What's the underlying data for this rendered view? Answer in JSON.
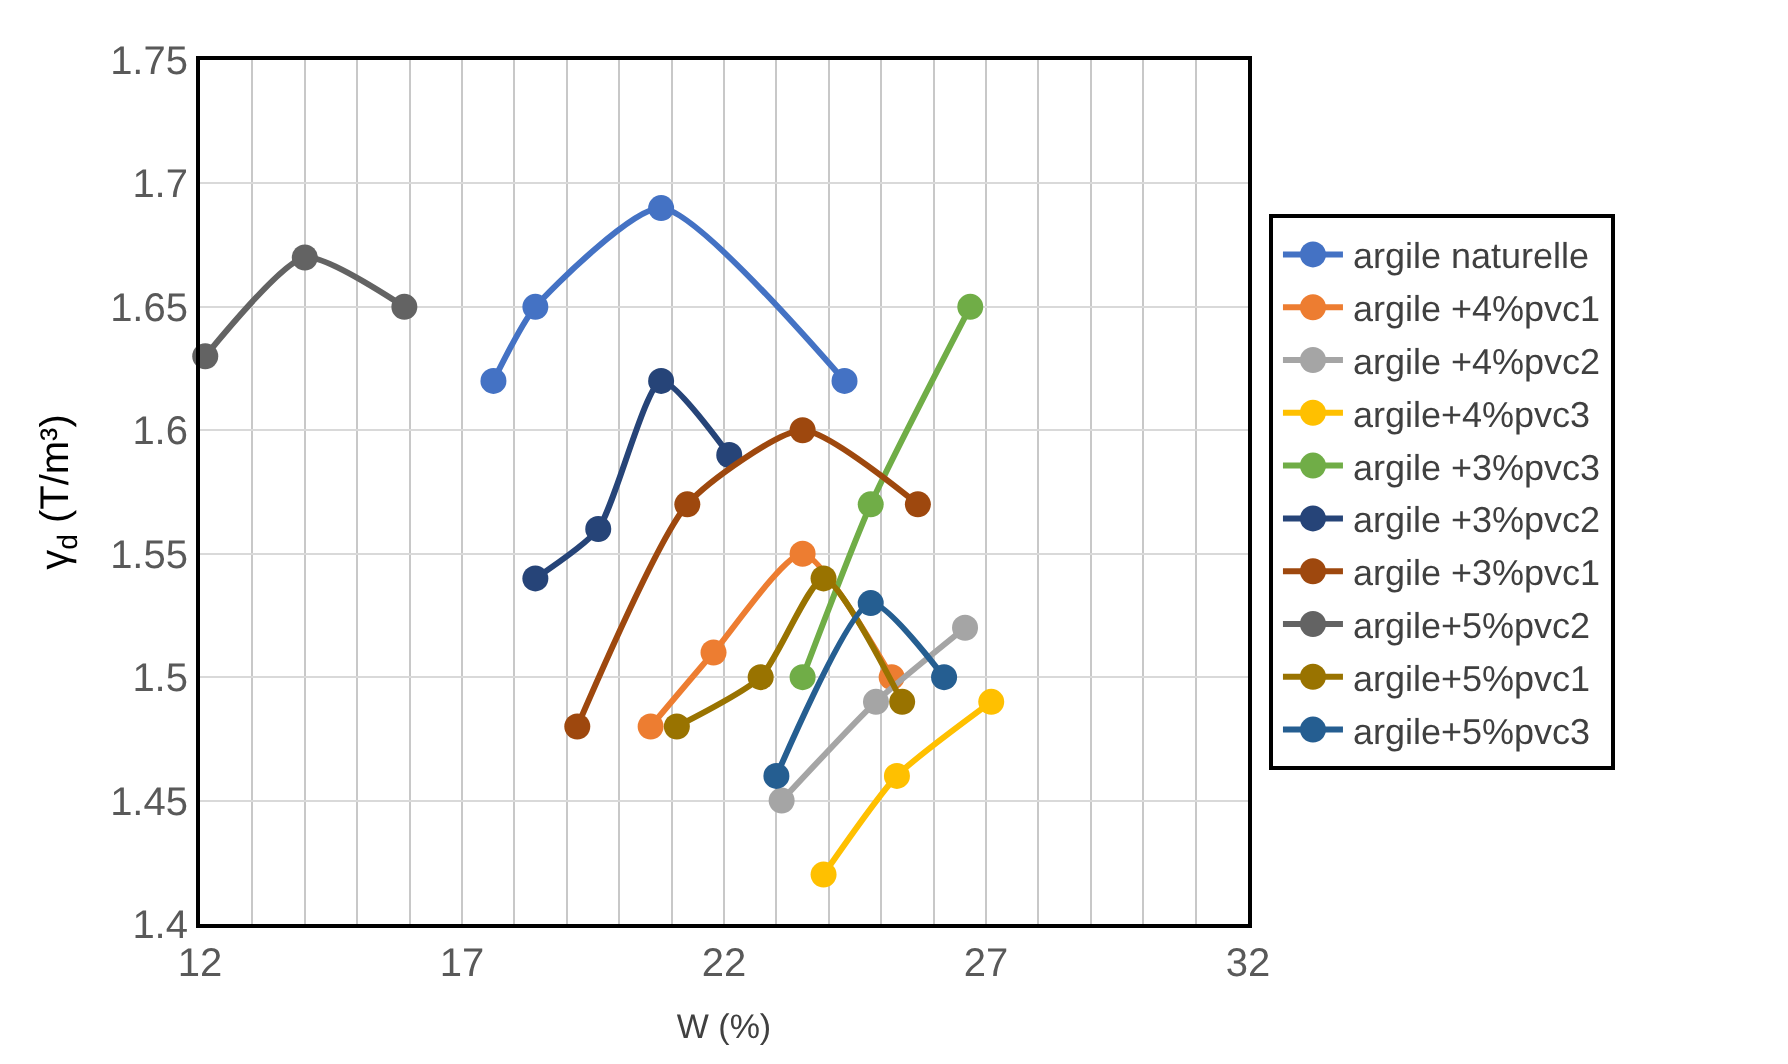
{
  "chart_data": {
    "type": "line",
    "xlabel": "W (%)",
    "ylabel": "γ$_{d}$ (T/m³)",
    "xlim": [
      12,
      32
    ],
    "xticks": [
      12,
      17,
      22,
      27,
      32
    ],
    "ylim": [
      1.4,
      1.75
    ],
    "yticks": [
      1.4,
      1.45,
      1.5,
      1.55,
      1.6,
      1.65,
      1.7,
      1.75
    ],
    "grid": true,
    "legend": "right",
    "marker": "circle",
    "line_style": "solid",
    "series": [
      {
        "name": "argile naturelle",
        "color": "#4472c4",
        "x": [
          17.6,
          18.4,
          20.8,
          24.3
        ],
        "values": [
          1.62,
          1.65,
          1.69,
          1.62
        ]
      },
      {
        "name": "argile +4%pvc1",
        "color": "#ed7d31",
        "x": [
          20.6,
          21.8,
          23.5,
          25.2
        ],
        "values": [
          1.48,
          1.51,
          1.55,
          1.5
        ]
      },
      {
        "name": "argile +4%pvc2",
        "color": "#a5a5a5",
        "x": [
          23.1,
          24.9,
          26.6
        ],
        "values": [
          1.45,
          1.49,
          1.52
        ]
      },
      {
        "name": "argile+4%pvc3",
        "color": "#ffc000",
        "x": [
          23.9,
          25.3,
          27.1
        ],
        "values": [
          1.42,
          1.46,
          1.49
        ]
      },
      {
        "name": "argile +3%pvc3",
        "color": "#70ad47",
        "x": [
          23.5,
          24.8,
          26.7
        ],
        "values": [
          1.5,
          1.57,
          1.65
        ]
      },
      {
        "name": "argile +3%pvc2",
        "color": "#264478",
        "x": [
          18.4,
          19.6,
          20.8,
          22.1
        ],
        "values": [
          1.54,
          1.56,
          1.62,
          1.59
        ]
      },
      {
        "name": "argile +3%pvc1",
        "color": "#9e480e",
        "x": [
          19.2,
          21.3,
          23.5,
          25.7
        ],
        "values": [
          1.48,
          1.57,
          1.6,
          1.57
        ]
      },
      {
        "name": "argile+5%pvc2",
        "color": "#636363",
        "x": [
          12.1,
          14.0,
          15.9
        ],
        "values": [
          1.63,
          1.67,
          1.65
        ]
      },
      {
        "name": "argile+5%pvc1",
        "color": "#997300",
        "x": [
          21.1,
          22.7,
          23.9,
          25.4
        ],
        "values": [
          1.48,
          1.5,
          1.54,
          1.49
        ]
      },
      {
        "name": "argile+5%pvc3",
        "color": "#255e91",
        "x": [
          23.0,
          24.8,
          26.2
        ],
        "values": [
          1.46,
          1.53,
          1.5
        ]
      }
    ]
  }
}
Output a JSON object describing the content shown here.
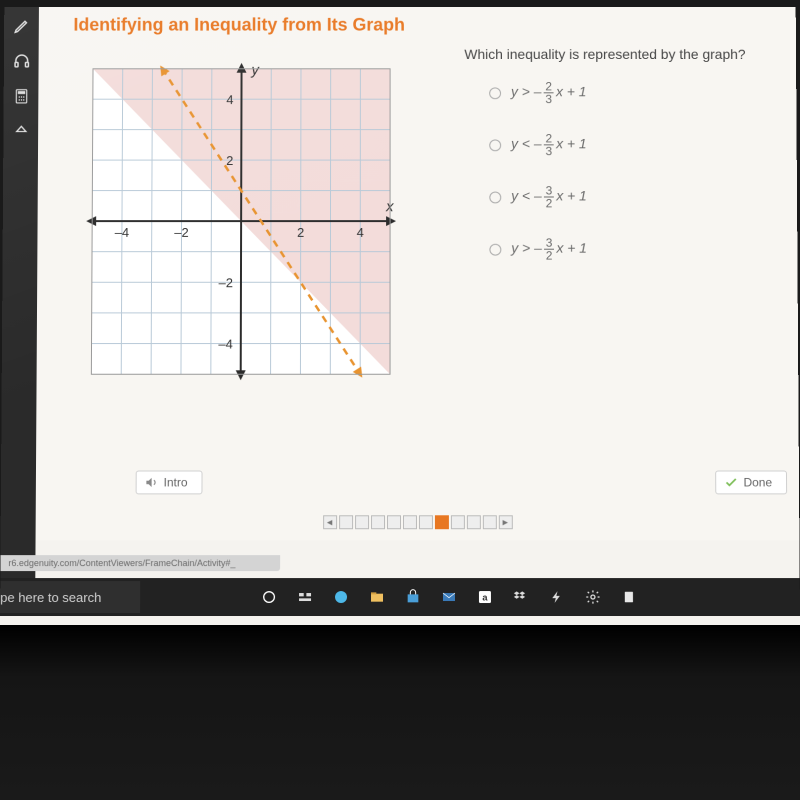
§ §
Copy each line of the records containing the string "JSON".

What's the underlying data for this rendered view? Answer in JSON.
Output a JSON object describing the content shown here.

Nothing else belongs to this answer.